PAGE start
In early February, leaders across government, the legal sector, international organizations, industry, and civil society convened for an expert discussion. The following reflections attempt to build on that dialogue and its urgency.

From principles to enforcement

Over the past decade, AI governance has evolved from hypothetical ethical guidelines to voluntary commitments, binding regulatory frameworks, and risk-based approaches. Due to these game-changing advancements, however, many past attempts to provide structure and governance have been quickly outpaced by technology and are insufficient without enforcement mechanisms. As Anoush Rima Tatevossian of The Future Society observed: “The judicial community should have a role to play not only in shaping policies, but in how they are implemented.”

Frameworks establish expectations, while courts and dispute resolution mechanisms interpret rules, test rights, evaluate harm, assign responsibility, and determine remedies. If individuals are not empowered to safeguard their rights and cannot access these mechanisms, governance frameworks remain theoretical or are casually ignored.

This challenge reflects a broader structural constraint. Even without AI, legal systems struggle to meet demand. In the United States alone, 92% of people do not receive the help they need in accessing their rights in the justice system. Introducing AI into this environment without strengthening access can risk widening, rather than narrowing, the justice gap.


There’s growing recognition that AI systems demand structured oversight and a shift from voluntary safeguards and standards to institutionalized governance.


Justice systems serve as the operational core of AI governance. By inserting the rule of law into unregulated areas, they provide the infrastructure that enables accountability by interpreting regulatory provisions in specific cases, assessing whether AI-related harms violate legal standards, allocating responsibility across public and private actors, and providing accessible pathways for redress.

These frameworks also generate critical feedback. Disputes involving AI systems expose gaps in transparency, fairness, and accountability. Legal professionals see where governance frameworks first break down in real-world conditions, often long before policymakers do. As a result, these frameworks function as an early signal of policy effectiveness and rights protections.
PAGE end
GIVEN ENTRIES start
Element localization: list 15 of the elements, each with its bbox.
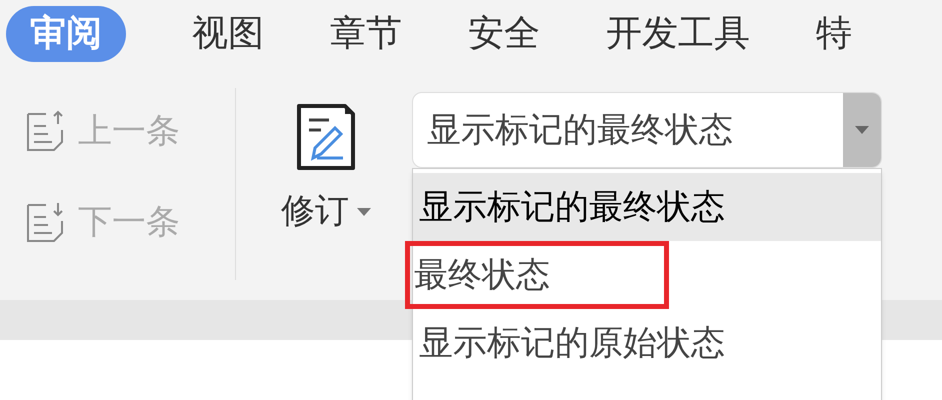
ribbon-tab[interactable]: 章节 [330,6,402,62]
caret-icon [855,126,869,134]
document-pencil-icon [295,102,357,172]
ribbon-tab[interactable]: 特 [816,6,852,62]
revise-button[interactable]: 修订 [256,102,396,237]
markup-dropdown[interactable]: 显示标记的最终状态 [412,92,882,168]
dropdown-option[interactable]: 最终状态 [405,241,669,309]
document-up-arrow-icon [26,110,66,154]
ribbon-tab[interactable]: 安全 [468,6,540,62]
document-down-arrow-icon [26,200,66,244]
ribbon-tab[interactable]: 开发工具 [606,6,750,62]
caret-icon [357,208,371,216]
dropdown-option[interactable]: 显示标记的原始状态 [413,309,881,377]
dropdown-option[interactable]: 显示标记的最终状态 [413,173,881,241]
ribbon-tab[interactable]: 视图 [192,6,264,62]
GIVEN ENTRIES end
• [WHAT TO WORK ON]:
a) Update the passage on AI governance from the words containing "Frameworks establish expectations, while" through "the justice gap.", replacing "courts" with "tribunals".
b) In the listing, write out the lines from the line containing "ribbon-tab[interactable]: 章节 [330,6,402,62]" through the line containing "document-down-arrow-icon [26,200,66,244]".
The listing has no connection to the passage on AI governance.

• [RESPONSES FOR EACH TASK]:
a)
Frameworks establish expectations, while tribunals and dispute resolution mechanisms interpret rules, test rights, evaluate harm, assign responsibility, and determine remedies. If individuals are not empowered to safeguard their rights and cannot access these mechanisms, governance frameworks remain theoretical or are casually ignored.

This challenge reflects a broader structural constraint. Even without AI, legal systems struggle to meet demand. In the United States alone, 92% of people do not receive the help they need in accessing their rights in the justice system. Introducing AI into this environment without strengthening access can risk widening, rather than narrowing, the justice gap.

b)
ribbon-tab[interactable]: 章节 [330,6,402,62]
caret-icon [855,126,869,134]
document-pencil-icon [295,102,357,172]
ribbon-tab[interactable]: 特 [816,6,852,62]
revise-button[interactable]: 修订 [256,102,396,237]
markup-dropdown[interactable]: 显示标记的最终状态 [412,92,882,168]
dropdown-option[interactable]: 最终状态 [405,241,669,309]
document-up-arrow-icon [26,110,66,154]
ribbon-tab[interactable]: 安全 [468,6,540,62]
document-down-arrow-icon [26,200,66,244]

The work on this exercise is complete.